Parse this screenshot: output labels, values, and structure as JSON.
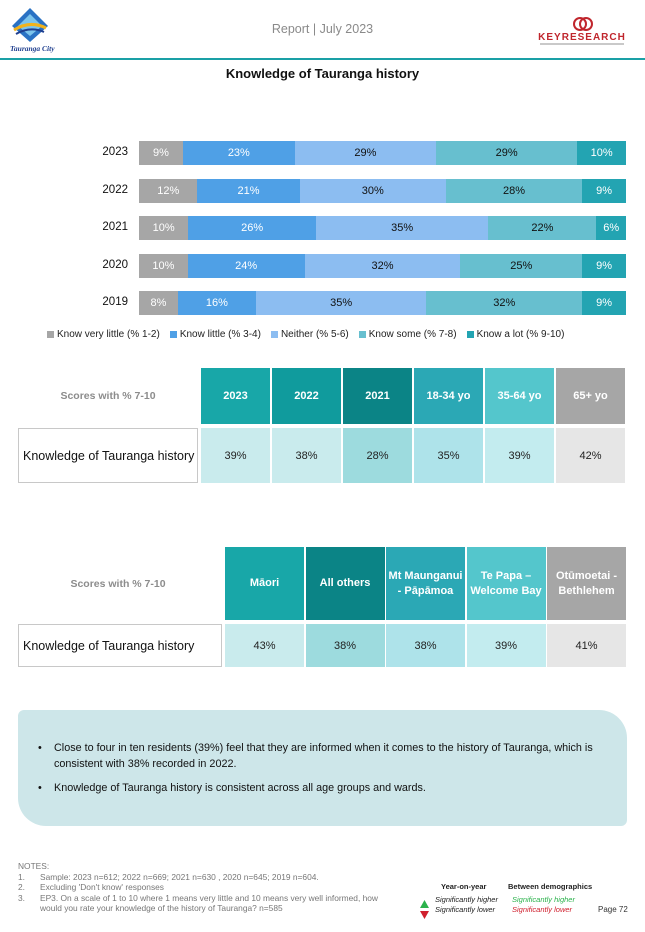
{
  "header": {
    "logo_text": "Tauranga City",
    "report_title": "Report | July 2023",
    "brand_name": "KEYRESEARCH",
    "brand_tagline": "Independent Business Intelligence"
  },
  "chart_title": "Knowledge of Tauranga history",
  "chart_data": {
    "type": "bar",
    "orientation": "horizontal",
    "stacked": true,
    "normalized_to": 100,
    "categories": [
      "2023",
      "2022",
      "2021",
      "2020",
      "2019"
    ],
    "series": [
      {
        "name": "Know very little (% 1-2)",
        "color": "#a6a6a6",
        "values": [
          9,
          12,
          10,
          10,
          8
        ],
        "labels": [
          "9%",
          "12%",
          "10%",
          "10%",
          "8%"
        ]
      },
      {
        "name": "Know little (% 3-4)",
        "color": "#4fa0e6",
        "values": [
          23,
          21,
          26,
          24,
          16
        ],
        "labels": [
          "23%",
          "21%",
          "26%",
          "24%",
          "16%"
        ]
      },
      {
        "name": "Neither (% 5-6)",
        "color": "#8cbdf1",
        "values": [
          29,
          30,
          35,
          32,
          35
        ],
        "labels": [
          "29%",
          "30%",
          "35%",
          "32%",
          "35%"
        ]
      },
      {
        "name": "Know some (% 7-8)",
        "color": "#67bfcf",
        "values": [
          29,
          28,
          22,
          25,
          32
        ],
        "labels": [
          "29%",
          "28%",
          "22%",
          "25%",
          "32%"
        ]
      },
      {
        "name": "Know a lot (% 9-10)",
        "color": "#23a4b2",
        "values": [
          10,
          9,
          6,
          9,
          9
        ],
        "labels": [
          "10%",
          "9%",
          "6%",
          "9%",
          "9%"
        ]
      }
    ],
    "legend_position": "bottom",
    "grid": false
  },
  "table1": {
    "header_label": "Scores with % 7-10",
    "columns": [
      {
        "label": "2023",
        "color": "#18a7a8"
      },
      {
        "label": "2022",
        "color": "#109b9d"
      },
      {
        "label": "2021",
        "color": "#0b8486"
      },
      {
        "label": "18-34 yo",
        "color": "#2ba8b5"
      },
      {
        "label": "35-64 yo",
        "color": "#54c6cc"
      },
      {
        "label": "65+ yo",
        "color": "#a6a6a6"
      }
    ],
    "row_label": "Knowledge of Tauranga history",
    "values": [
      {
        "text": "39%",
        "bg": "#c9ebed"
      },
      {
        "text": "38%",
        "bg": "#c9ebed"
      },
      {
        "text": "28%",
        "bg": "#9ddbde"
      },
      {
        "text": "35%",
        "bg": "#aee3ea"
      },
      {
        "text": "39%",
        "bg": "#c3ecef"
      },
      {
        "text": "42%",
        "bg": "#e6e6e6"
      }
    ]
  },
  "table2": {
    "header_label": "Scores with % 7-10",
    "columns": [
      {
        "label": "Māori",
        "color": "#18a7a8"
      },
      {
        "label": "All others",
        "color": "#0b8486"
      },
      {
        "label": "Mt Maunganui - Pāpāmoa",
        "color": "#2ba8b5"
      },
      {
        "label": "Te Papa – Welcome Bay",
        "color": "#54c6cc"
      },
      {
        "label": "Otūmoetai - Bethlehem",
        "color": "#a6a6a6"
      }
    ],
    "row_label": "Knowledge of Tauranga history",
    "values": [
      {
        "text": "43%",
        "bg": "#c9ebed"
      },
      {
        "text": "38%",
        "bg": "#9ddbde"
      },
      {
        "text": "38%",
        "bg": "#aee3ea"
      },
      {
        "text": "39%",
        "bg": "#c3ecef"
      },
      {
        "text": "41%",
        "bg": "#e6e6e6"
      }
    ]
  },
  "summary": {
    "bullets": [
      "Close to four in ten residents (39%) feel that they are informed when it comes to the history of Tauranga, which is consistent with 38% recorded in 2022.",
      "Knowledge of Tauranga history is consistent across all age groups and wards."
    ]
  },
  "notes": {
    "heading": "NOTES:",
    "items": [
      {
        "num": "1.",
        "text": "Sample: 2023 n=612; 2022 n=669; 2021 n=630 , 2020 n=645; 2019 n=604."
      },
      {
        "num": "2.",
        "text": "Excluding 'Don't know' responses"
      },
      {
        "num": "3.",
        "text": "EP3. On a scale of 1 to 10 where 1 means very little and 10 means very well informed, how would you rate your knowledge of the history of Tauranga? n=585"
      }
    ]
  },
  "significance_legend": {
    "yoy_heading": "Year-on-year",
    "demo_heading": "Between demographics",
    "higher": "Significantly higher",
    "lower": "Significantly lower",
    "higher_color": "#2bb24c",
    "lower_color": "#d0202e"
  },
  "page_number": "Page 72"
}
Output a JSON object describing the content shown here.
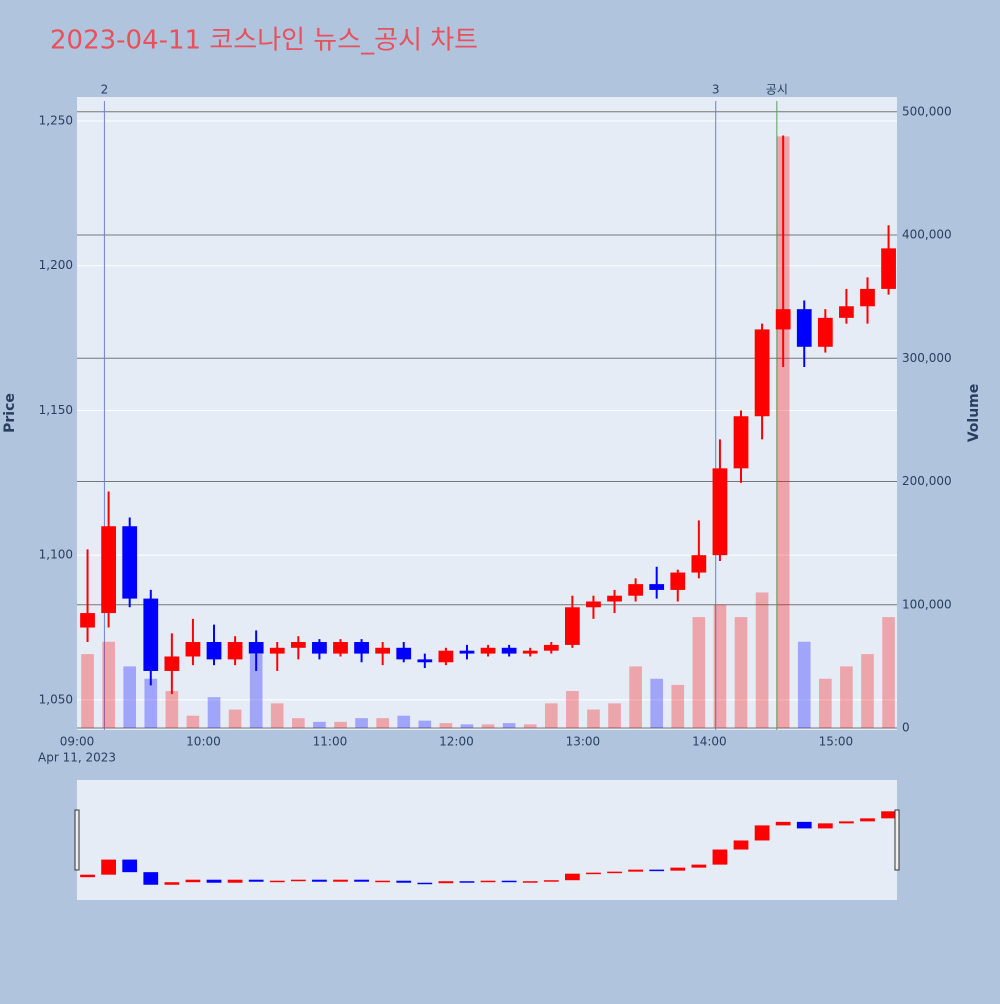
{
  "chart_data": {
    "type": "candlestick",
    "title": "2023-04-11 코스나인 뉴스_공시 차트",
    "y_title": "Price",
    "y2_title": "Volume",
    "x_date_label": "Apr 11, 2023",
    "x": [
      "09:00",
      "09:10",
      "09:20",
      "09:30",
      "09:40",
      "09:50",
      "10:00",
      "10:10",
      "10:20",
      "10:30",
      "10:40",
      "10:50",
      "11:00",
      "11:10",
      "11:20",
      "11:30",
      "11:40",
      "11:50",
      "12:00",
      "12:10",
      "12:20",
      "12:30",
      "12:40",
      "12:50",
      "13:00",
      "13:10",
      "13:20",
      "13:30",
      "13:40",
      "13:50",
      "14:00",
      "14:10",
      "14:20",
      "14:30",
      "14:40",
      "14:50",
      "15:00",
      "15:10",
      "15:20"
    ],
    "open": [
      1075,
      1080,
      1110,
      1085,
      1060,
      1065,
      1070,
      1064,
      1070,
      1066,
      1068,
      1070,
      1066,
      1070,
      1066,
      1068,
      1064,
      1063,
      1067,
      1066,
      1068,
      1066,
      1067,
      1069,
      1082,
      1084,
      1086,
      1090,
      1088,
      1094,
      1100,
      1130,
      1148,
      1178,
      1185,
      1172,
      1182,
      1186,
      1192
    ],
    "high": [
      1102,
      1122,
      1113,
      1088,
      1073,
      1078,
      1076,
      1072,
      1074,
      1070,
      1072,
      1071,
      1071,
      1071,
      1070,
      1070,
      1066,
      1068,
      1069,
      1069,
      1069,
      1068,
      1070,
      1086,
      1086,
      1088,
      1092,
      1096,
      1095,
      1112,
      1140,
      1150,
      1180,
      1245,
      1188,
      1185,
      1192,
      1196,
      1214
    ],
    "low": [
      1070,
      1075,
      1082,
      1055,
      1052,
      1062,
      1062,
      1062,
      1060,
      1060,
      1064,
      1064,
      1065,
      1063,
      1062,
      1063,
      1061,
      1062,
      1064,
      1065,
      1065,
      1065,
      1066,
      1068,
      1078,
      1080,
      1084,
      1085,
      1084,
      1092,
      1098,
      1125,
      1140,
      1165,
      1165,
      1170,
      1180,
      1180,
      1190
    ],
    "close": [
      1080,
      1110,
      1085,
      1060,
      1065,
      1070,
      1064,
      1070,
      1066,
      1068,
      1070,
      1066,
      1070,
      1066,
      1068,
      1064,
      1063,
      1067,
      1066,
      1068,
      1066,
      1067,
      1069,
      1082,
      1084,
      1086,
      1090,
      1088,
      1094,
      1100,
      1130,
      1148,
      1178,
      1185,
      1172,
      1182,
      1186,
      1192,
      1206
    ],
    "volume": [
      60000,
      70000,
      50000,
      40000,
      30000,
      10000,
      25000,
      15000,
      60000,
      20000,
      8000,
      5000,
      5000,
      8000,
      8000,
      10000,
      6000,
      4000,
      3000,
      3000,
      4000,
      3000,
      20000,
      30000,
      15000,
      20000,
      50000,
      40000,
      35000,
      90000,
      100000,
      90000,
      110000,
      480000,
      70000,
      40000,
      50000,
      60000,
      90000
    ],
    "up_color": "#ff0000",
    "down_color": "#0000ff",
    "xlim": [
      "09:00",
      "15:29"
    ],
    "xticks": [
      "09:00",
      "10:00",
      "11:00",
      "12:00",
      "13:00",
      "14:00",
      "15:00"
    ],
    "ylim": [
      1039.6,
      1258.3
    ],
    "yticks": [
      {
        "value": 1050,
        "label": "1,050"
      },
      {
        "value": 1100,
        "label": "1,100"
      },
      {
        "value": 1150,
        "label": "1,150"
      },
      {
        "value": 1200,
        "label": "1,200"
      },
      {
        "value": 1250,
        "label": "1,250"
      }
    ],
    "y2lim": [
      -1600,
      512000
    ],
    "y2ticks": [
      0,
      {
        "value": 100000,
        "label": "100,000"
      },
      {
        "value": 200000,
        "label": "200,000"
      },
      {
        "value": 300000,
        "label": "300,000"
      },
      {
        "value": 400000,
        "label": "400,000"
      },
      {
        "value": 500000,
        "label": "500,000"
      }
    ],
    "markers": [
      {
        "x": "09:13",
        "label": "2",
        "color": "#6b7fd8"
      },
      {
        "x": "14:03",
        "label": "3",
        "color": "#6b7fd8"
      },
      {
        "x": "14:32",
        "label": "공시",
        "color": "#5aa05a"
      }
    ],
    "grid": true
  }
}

### WHAT IS NEEDED
What is the number of lines that hold the string "Significantly"? Reply with that number alone.

### FULL SOLUTION
2